YOUR GOAL:
Please set down all the lines beneath this one exactly, without the pictures.

Records from a data collection
****************************************

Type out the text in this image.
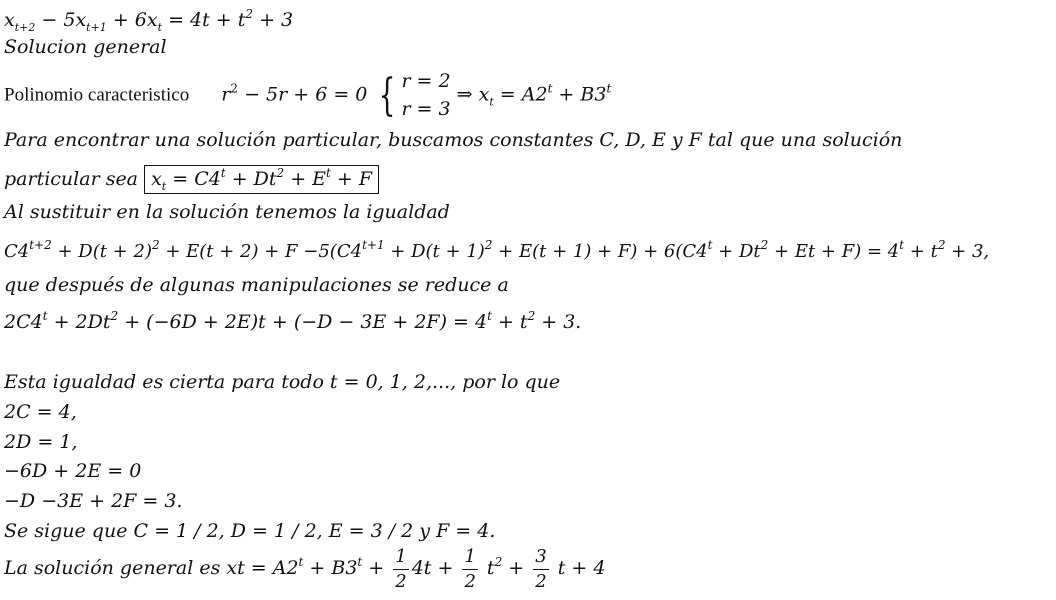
$x_{t+2} - 5x_{t+1} + 6x_t = 4t + t^2 + 3$
Solucion general
Polinomio caracteristico $r^2 - 5r + 6 = 0$ { r = 2
r = 3
⇒ $x_t = A2^t + B3^t$
Para encontrar una solución particular, buscamos constantes C, D, E y F tal que una solución
particular sea $x_t = C4^t + Dt^2 + E^t + F$
Al sustituir en la solución tenemos la igualdad
$C4^{t+2} + D(t + 2)^2 + E(t + 2) + F -5(C4^{t+1} + D(t + 1)^2 + E(t + 1) + F) + 6(C4^t + Dt^2 + Et + F) = 4^t + t^2 + 3$,
que después de algunas manipulaciones se reduce a
$2C4^t + 2Dt^2 + (-6D + 2E)t + (-D - 3E + 2F) = 4^t + t^2 + 3$.
Esta igualdad es cierta para todo t = 0, 1, 2,..., por lo que
2C = 4,
2D = 1,
−6D + 2E = 0
−D −3E + 2F = 3.
Se sigue que C = 1 / 2, D = 1 / 2, E = 3 / 2 y F = 4.
La solución general es xt = $A2^t + B3^t + \frac{1}{2} 4t + \frac{1}{2} t^2 + \frac{3}{2}$ t + 4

****************************************

SOLUTION TO THIS PROBLEM:
Type out the text in this image.
$x_{t+2} - 5x_{t+1} + 6x_t = 4t + t^2 + 3$
Solucion general
Polinomio caracteristico $r^2 - 5r + 6 = 0$ { r = 2
r = 3
⇒ $x_t = A2^t + B3^t$
Para encontrar una solución particular, buscamos constantes C, D, E y F tal que una solución
particular sea $x_t = C4^t + Dt^2 + E^t + F$
Al sustituir en la solución tenemos la igualdad
$C4^{t+2} + D(t + 2)^2 + E(t + 2) + F -5(C4^{t+1} + D(t + 1)^2 + E(t + 1) + F) + 6(C4^t + Dt^2 + Et + F) = 4^t + t^2 + 3$,
que después de algunas manipulaciones se reduce a
$2C4^t + 2Dt^2 + (-6D + 2E)t + (-D - 3E + 2F) = 4^t + t^2 + 3$.
Esta igualdad es cierta para todo t = 0, 1, 2,..., por lo que
2C = 4,
2D = 1,
−6D + 2E = 0
−D −3E + 2F = 3.
Se sigue que C = 1 / 2, D = 1 / 2, E = 3 / 2 y F = 4.
La solución general es xt = $A2^t + B3^t + \frac{1}{2} 4t + \frac{1}{2} t^2 + \frac{3}{2}$ t + 4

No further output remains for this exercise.